Prompt → Count the lines below that contain the string "pivot", with case counting, and reply with the number alone.

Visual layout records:
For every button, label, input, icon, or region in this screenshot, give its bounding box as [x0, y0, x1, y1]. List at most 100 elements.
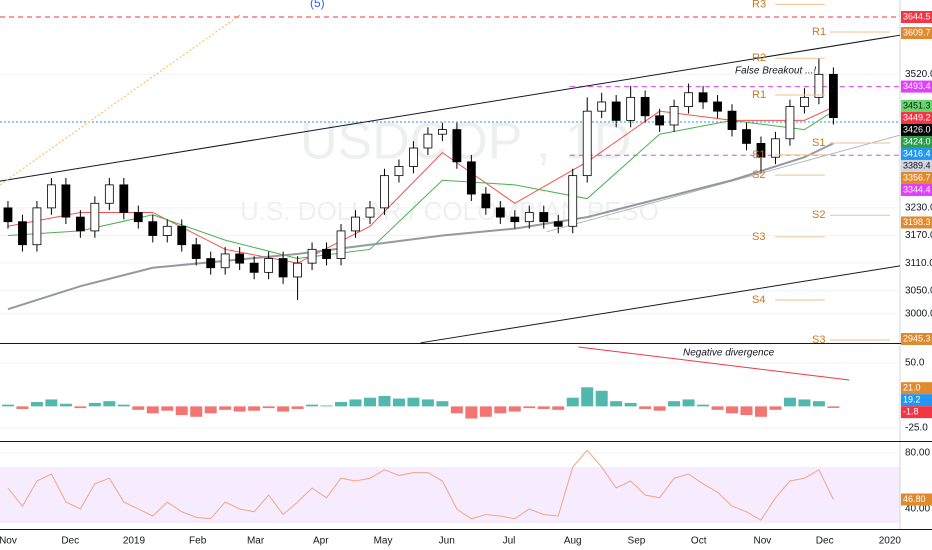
price-badge — [901, 159, 932, 172]
candle-body — [220, 253, 230, 269]
candle-body — [626, 96, 636, 121]
price-badge — [901, 27, 932, 40]
price-badge-label: 3356.7 — [903, 172, 931, 182]
histogram-bar — [610, 401, 623, 407]
histogram-bar — [479, 406, 492, 417]
price-badge — [901, 123, 932, 136]
watermark-sub: U.S. DOLLAR / COLOMBIAN PESO — [240, 196, 659, 226]
histogram-bar — [59, 403, 72, 407]
price-badge — [901, 171, 932, 184]
price-badge — [901, 332, 932, 345]
price-badge-label: 3644.5 — [903, 11, 931, 21]
moving-average — [7, 142, 834, 311]
histogram-bar — [161, 406, 174, 411]
histogram-bar — [523, 406, 536, 409]
pivot-label: S2 — [812, 209, 825, 221]
histogram-bar — [624, 402, 637, 407]
candle-body — [539, 212, 549, 223]
candle-body — [553, 221, 563, 227]
x-tick-label: Apr — [313, 536, 329, 547]
y-tick-label: -25.0 — [905, 423, 928, 434]
histogram-bar — [262, 406, 275, 409]
price-badge — [901, 147, 932, 160]
histogram-bar — [465, 406, 478, 419]
candle-body — [3, 207, 13, 223]
candle-body — [495, 207, 505, 218]
histogram-bar — [407, 397, 420, 407]
candle-body — [191, 244, 201, 259]
y-tick-label: 3000.0 — [905, 308, 932, 319]
candle-body — [597, 101, 607, 112]
histogram-bar — [798, 399, 811, 407]
price-badge-label: 3493.4 — [903, 81, 931, 91]
price-badge — [901, 493, 932, 506]
price-badge — [901, 406, 932, 419]
candle-body — [61, 184, 71, 218]
candle-body — [177, 225, 187, 246]
candle-body — [307, 248, 317, 264]
candle-body — [510, 216, 520, 223]
trend-line — [0, 14, 241, 186]
histogram-bar — [682, 399, 695, 407]
price-badge — [901, 135, 932, 148]
histogram-bar — [450, 406, 463, 414]
candle-body — [278, 258, 288, 278]
histogram-bar — [335, 402, 348, 407]
x-tick-label: Feb — [189, 536, 207, 547]
price-badge-label: 3416.4 — [903, 148, 931, 158]
x-tick-label: Dec — [61, 536, 79, 547]
candle-body — [206, 258, 216, 269]
candle-body — [756, 143, 766, 158]
candle-body — [655, 115, 665, 126]
price-badge-label: 3389.4 — [903, 160, 931, 170]
pivot-label: S3 — [812, 334, 825, 346]
candle-body — [293, 262, 302, 278]
price-badge — [901, 111, 932, 124]
candle-body — [611, 101, 621, 121]
x-tick-label: Nov — [754, 536, 772, 547]
histogram-bar — [697, 404, 710, 407]
histogram-bar — [277, 406, 290, 412]
annotation: Negative divergence — [683, 348, 775, 359]
price-badge-label: 2945.3 — [903, 333, 931, 343]
histogram-bar — [827, 406, 840, 408]
histogram-bar — [219, 406, 232, 410]
trend-line — [578, 346, 850, 381]
candle-body — [249, 262, 259, 273]
candle-body — [568, 175, 578, 227]
trend-line — [0, 34, 901, 182]
histogram-bar — [595, 390, 608, 407]
histogram-bar — [74, 406, 87, 409]
histogram-bar — [132, 406, 145, 410]
histogram-bar — [146, 406, 159, 414]
histogram-bar — [740, 406, 753, 416]
histogram-bar — [581, 387, 594, 407]
x-tick-label: May — [374, 536, 393, 547]
x-tick-label: Jun — [439, 536, 455, 547]
candle-body — [423, 133, 433, 149]
candle-body — [684, 92, 693, 107]
pivot-label: S4 — [752, 294, 765, 306]
candle-body — [394, 166, 404, 177]
histogram-bar — [566, 397, 579, 407]
candle-body — [727, 110, 737, 130]
y-tick-label: 80.00 — [905, 448, 930, 459]
candle-body — [814, 73, 824, 98]
histogram-bar — [88, 402, 101, 407]
histogram-bar — [1, 404, 14, 407]
candle-body — [336, 230, 346, 259]
pivot-label: R1 — [752, 89, 766, 101]
candle-body — [90, 202, 100, 232]
price-badge — [901, 382, 932, 395]
price-badge — [901, 99, 932, 112]
histogram-bar — [783, 397, 796, 407]
histogram-bar — [363, 397, 376, 407]
histogram-bar — [117, 404, 130, 407]
histogram-bar — [103, 401, 116, 407]
x-tick-label: Nov — [0, 536, 17, 547]
histogram-bar — [711, 406, 724, 410]
rsi-line — [7, 449, 834, 521]
candle-body — [32, 207, 42, 246]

Response → 4